*Your instructions:* Reproduce each line of the material exactly, minus any picture.

[Start of Provided entries]

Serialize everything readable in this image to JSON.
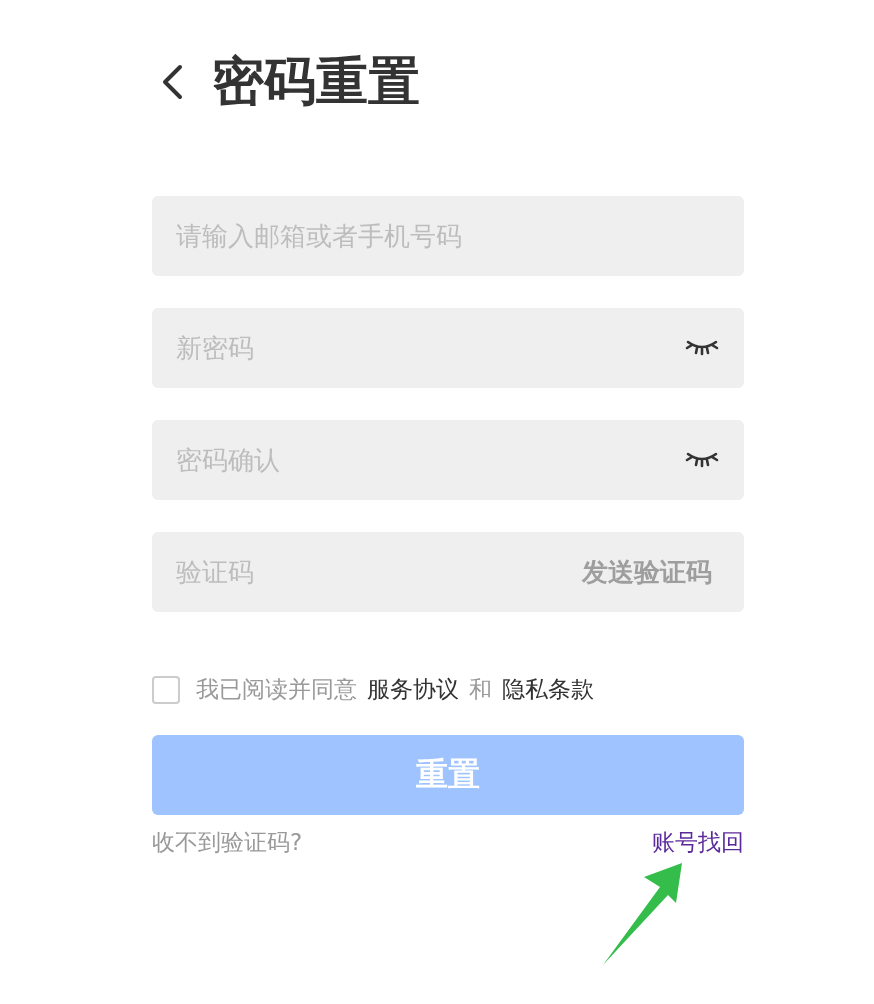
{
  "header": {
    "title": "密码重置"
  },
  "fields": [
    {
      "kind": "text",
      "placeholder": "请输入邮箱或者手机号码"
    },
    {
      "kind": "password",
      "placeholder": "新密码"
    },
    {
      "kind": "password",
      "placeholder": "密码确认"
    },
    {
      "kind": "code",
      "placeholder": "验证码",
      "action": "发送验证码"
    }
  ],
  "agreement": {
    "checked": false,
    "parts": [
      {
        "kind": "plain",
        "text": "我已阅读并同意"
      },
      {
        "kind": "link",
        "text": "服务协议"
      },
      {
        "kind": "plain",
        "text": "和"
      },
      {
        "kind": "link",
        "text": "隐私条款"
      }
    ]
  },
  "submit": {
    "label": "重置",
    "disabled": true
  },
  "footer": {
    "help": "收不到验证码?",
    "recover": "账号找回"
  }
}
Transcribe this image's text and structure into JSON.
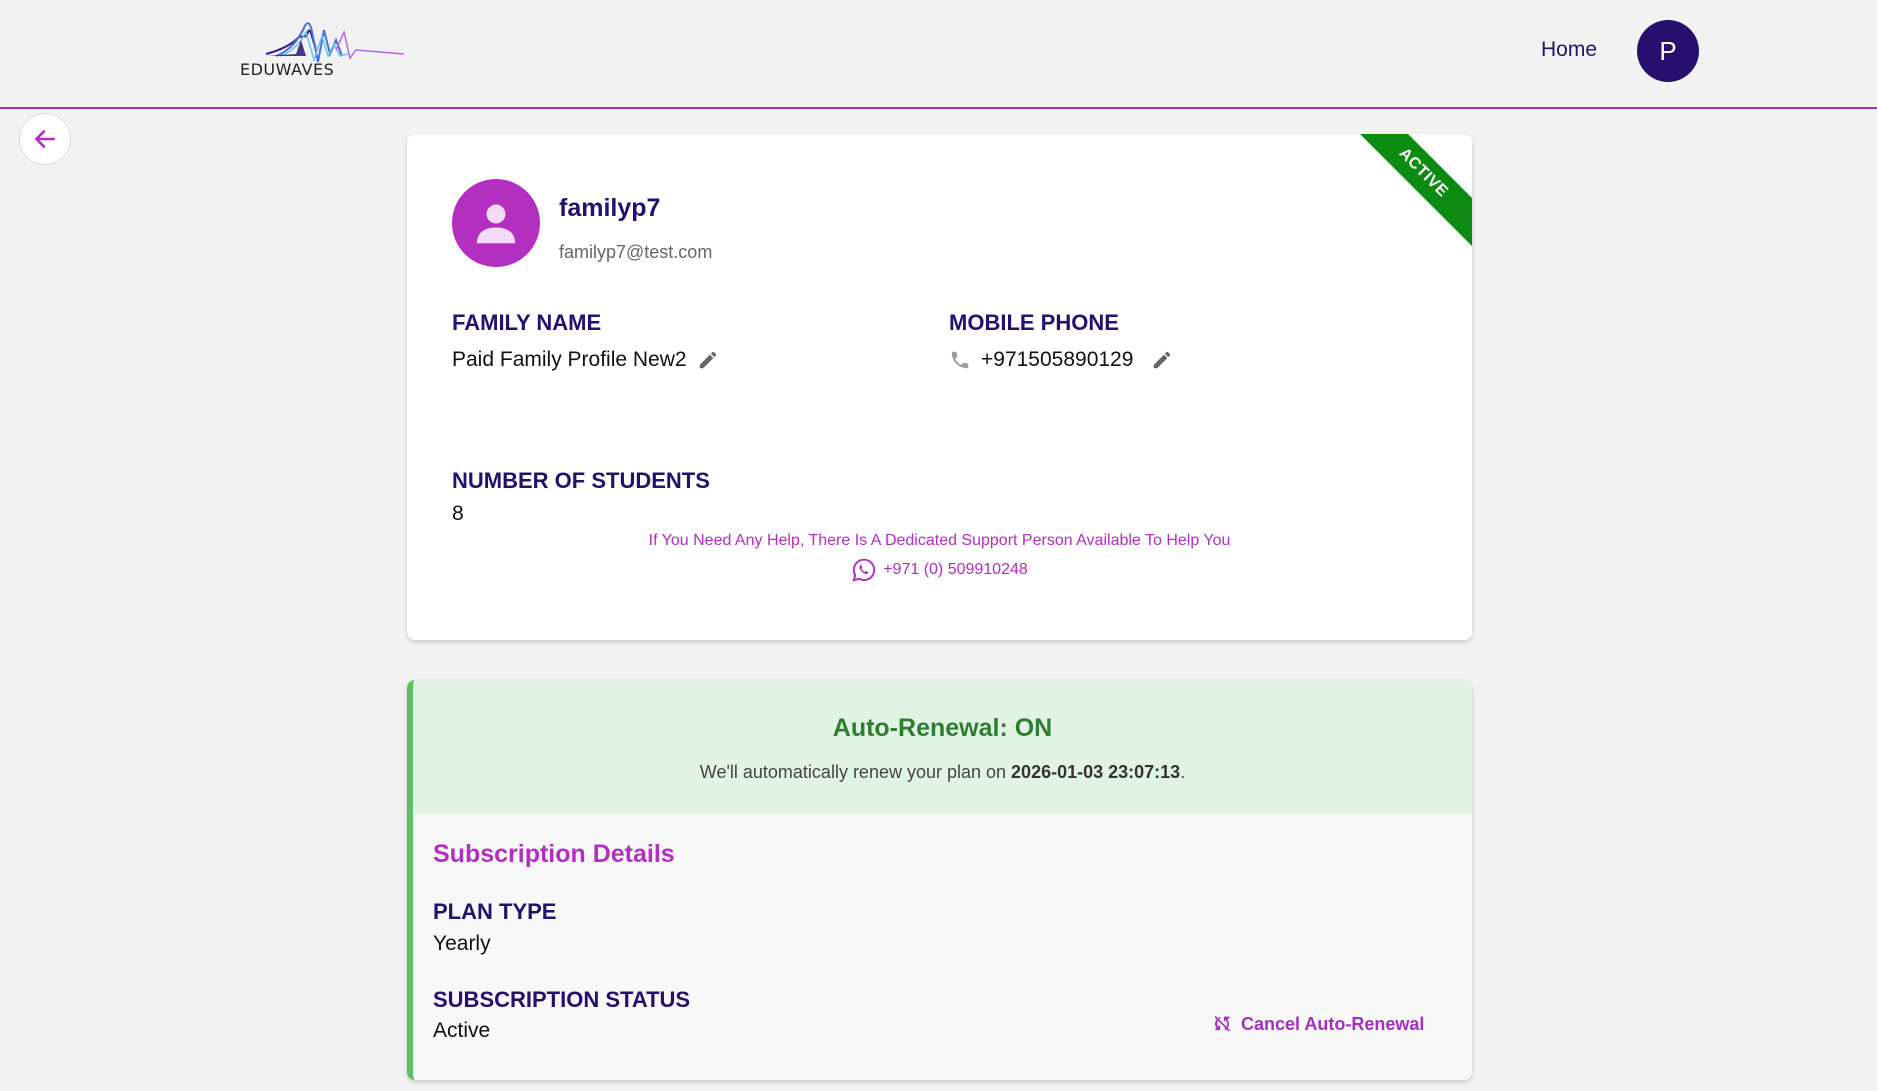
{
  "header": {
    "logo_text": "EDUWAVES",
    "nav_home": "Home",
    "avatar_initial": "P"
  },
  "profile": {
    "status_ribbon": "ACTIVE",
    "username": "familyp7",
    "email": "familyp7@test.com",
    "family_name_label": "FAMILY NAME",
    "family_name_value": "Paid Family Profile New2",
    "mobile_label": "MOBILE PHONE",
    "mobile_value": "+971505890129",
    "students_label": "NUMBER OF STUDENTS",
    "students_value": "8",
    "help_text": "If You Need Any Help, There Is A Dedicated Support Person Available To Help You",
    "help_phone": "+971 (0) 509910248"
  },
  "subscription": {
    "renew_title": "Auto-Renewal: ON",
    "renew_text_prefix": "We'll automatically renew your plan on ",
    "renew_date": "2026-01-03 23:07:13",
    "renew_text_suffix": ".",
    "section_title": "Subscription Details",
    "plan_type_label": "PLAN TYPE",
    "plan_type_value": "Yearly",
    "status_label": "SUBSCRIPTION STATUS",
    "status_value": "Active",
    "cancel_label": "Cancel Auto-Renewal"
  },
  "colors": {
    "brand_navy": "#25106e",
    "brand_purple": "#b22fbf",
    "active_green": "#0c8a12",
    "renew_green": "#2e7d32"
  }
}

[End of Provided entries]

*Reply:*
Serialize everything readable in this image to JSON.
{
  "header": {
    "title": "密码重置"
  },
  "fields": [
    {
      "kind": "text",
      "placeholder": "请输入邮箱或者手机号码"
    },
    {
      "kind": "password",
      "placeholder": "新密码"
    },
    {
      "kind": "password",
      "placeholder": "密码确认"
    },
    {
      "kind": "code",
      "placeholder": "验证码",
      "action": "发送验证码"
    }
  ],
  "agreement": {
    "checked": false,
    "parts": [
      {
        "kind": "plain",
        "text": "我已阅读并同意"
      },
      {
        "kind": "link",
        "text": "服务协议"
      },
      {
        "kind": "plain",
        "text": "和"
      },
      {
        "kind": "link",
        "text": "隐私条款"
      }
    ]
  },
  "submit": {
    "label": "重置",
    "disabled": true
  },
  "footer": {
    "help": "收不到验证码?",
    "recover": "账号找回"
  }
}
Transcribe this image's text and structure into JSON.
{
  "header": {
    "logo_text": "EDUWAVES",
    "nav_home": "Home",
    "avatar_initial": "P"
  },
  "profile": {
    "status_ribbon": "ACTIVE",
    "username": "familyp7",
    "email": "familyp7@test.com",
    "family_name_label": "FAMILY NAME",
    "family_name_value": "Paid Family Profile New2",
    "mobile_label": "MOBILE PHONE",
    "mobile_value": "+971505890129",
    "students_label": "NUMBER OF STUDENTS",
    "students_value": "8",
    "help_text": "If You Need Any Help, There Is A Dedicated Support Person Available To Help You",
    "help_phone": "+971 (0) 509910248"
  },
  "subscription": {
    "renew_title": "Auto-Renewal: ON",
    "renew_text_prefix": "We'll automatically renew your plan on ",
    "renew_date": "2026-01-03 23:07:13",
    "renew_text_suffix": ".",
    "section_title": "Subscription Details",
    "plan_type_label": "PLAN TYPE",
    "plan_type_value": "Yearly",
    "status_label": "SUBSCRIPTION STATUS",
    "status_value": "Active",
    "cancel_label": "Cancel Auto-Renewal"
  },
  "colors": {
    "brand_navy": "#25106e",
    "brand_purple": "#b22fbf",
    "active_green": "#0c8a12",
    "renew_green": "#2e7d32"
  }
}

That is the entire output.